Exercise aim
Reproduce the records below, unchanged, from the line with "is 1240×2455 pixels." to the line with "Bar: [320, 216, 470, 339]", both included.

────────────────

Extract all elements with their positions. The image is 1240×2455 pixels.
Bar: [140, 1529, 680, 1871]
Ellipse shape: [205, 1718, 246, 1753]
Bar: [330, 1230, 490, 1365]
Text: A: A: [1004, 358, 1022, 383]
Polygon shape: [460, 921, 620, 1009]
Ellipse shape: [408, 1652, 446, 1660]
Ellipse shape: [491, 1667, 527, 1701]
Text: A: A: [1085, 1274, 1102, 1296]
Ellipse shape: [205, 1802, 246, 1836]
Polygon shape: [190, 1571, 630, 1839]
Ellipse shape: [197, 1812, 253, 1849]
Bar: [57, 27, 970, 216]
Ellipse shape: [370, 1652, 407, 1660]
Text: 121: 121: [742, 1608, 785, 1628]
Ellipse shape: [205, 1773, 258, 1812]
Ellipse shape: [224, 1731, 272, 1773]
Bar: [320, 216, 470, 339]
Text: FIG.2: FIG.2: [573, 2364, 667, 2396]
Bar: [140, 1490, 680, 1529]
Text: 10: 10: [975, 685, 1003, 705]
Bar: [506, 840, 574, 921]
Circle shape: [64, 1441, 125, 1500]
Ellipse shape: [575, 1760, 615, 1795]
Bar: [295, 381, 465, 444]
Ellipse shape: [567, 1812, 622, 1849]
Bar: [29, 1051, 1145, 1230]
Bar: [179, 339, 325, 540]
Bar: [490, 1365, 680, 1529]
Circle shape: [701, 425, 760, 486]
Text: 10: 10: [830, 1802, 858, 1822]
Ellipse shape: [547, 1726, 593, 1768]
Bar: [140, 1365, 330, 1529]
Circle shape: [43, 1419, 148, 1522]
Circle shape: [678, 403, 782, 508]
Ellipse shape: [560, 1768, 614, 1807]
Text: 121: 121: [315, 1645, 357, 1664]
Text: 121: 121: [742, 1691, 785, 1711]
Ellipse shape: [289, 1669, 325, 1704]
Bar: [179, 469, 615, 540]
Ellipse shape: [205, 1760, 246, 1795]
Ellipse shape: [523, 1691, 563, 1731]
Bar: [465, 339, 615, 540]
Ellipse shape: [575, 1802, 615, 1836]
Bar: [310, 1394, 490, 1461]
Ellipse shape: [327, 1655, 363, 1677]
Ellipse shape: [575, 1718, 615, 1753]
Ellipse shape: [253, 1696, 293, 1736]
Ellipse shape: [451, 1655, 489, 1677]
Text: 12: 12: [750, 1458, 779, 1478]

────────────────

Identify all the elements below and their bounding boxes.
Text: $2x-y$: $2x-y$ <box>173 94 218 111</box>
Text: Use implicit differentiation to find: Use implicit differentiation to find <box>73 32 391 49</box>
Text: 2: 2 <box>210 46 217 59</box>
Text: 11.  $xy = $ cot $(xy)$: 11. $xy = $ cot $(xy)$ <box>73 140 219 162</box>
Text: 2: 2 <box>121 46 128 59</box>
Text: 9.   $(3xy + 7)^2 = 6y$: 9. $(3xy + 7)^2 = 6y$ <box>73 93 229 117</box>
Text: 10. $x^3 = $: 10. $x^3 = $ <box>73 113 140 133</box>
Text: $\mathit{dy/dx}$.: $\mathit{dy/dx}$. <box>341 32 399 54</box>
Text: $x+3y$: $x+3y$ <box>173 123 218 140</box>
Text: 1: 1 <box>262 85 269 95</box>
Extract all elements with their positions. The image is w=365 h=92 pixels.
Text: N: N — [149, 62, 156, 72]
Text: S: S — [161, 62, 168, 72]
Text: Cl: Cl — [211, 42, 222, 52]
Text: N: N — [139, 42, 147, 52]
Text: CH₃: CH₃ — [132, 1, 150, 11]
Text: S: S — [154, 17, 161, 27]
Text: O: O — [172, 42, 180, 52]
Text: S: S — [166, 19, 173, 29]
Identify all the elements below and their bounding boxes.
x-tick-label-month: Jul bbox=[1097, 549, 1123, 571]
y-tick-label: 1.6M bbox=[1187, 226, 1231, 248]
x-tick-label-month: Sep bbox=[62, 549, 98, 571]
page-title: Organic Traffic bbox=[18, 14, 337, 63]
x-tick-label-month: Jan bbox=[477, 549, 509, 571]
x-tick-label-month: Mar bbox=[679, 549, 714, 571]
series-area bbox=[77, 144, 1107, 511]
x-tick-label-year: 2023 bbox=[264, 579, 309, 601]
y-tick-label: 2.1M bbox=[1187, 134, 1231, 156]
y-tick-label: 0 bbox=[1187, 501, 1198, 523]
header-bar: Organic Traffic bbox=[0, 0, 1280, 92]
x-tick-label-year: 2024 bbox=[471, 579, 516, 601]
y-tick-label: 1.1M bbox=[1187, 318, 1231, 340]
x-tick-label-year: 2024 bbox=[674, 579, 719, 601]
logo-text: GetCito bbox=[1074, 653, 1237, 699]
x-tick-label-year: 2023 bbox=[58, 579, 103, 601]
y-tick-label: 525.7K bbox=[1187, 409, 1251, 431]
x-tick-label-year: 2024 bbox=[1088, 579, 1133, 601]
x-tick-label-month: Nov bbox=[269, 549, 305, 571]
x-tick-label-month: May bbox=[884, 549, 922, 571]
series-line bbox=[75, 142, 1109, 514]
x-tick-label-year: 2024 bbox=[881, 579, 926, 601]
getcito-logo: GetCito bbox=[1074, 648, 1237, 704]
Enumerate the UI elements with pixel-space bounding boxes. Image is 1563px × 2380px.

────────────────

The solution
Extract all elements with their positions. The image is 1240×2455 pixels.
Bar: [140, 1529, 680, 1871]
Ellipse shape: [205, 1718, 246, 1753]
Bar: [330, 1230, 490, 1365]
Text: A: A: [1004, 358, 1022, 383]
Polygon shape: [460, 921, 620, 1009]
Ellipse shape: [408, 1652, 446, 1660]
Ellipse shape: [491, 1667, 527, 1701]
Text: A: A: [1085, 1274, 1102, 1296]
Ellipse shape: [205, 1802, 246, 1836]
Polygon shape: [190, 1571, 630, 1839]
Ellipse shape: [197, 1812, 253, 1849]
Bar: [57, 27, 970, 216]
Ellipse shape: [370, 1652, 407, 1660]
Text: 121: 121: [742, 1608, 785, 1628]
Ellipse shape: [205, 1773, 258, 1812]
Ellipse shape: [224, 1731, 272, 1773]
Bar: [320, 216, 470, 339]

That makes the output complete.